--- What is needed ---
Extract every line that contains the string "content".
## begin Record excerpts
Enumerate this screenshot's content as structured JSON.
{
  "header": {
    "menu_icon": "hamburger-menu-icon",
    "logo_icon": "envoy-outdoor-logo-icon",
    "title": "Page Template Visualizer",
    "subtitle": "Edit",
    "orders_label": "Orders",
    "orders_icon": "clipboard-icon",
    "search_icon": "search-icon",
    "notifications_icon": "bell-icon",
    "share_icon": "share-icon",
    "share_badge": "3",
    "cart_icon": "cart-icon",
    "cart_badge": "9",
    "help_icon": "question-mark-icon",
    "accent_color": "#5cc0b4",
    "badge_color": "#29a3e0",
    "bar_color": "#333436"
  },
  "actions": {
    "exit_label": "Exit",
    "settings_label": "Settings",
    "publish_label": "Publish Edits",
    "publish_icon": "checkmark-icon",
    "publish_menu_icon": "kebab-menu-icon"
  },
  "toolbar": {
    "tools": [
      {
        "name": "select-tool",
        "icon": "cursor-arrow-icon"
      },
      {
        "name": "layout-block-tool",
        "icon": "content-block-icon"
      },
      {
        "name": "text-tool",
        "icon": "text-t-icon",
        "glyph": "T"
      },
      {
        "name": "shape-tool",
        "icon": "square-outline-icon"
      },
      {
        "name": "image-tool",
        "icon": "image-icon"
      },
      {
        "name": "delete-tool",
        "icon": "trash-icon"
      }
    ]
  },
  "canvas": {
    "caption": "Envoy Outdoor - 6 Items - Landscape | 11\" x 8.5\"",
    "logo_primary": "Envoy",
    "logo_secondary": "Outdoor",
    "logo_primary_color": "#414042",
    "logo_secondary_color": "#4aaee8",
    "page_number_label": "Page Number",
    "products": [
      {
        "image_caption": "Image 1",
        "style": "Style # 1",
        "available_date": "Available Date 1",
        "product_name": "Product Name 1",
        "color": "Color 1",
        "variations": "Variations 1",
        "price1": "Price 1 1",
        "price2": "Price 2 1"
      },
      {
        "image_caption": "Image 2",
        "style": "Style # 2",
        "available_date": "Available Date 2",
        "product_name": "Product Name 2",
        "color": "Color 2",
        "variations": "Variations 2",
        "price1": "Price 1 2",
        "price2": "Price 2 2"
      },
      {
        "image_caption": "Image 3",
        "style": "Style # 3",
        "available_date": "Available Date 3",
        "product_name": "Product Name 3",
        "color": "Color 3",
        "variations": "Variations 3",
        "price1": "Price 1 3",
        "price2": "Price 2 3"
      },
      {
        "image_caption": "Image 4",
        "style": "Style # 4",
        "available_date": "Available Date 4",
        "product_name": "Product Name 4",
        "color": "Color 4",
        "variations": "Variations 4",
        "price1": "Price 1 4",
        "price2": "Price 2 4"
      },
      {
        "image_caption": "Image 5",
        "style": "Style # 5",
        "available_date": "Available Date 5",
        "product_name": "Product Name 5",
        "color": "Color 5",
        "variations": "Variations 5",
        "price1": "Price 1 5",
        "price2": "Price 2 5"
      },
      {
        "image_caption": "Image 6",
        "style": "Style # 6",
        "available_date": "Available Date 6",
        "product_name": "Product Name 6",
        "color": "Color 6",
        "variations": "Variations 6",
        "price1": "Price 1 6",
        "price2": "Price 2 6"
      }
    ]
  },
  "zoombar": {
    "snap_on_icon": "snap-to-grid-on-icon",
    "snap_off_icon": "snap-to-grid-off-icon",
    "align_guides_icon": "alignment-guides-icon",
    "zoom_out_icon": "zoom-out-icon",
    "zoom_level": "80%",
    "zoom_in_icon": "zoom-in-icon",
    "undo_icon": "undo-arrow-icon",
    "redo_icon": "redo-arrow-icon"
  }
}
## end Record excerpts
--- Exercise answer ---
Enumerate this screenshot's content as structured JSON.
        "icon": "content-block-icon"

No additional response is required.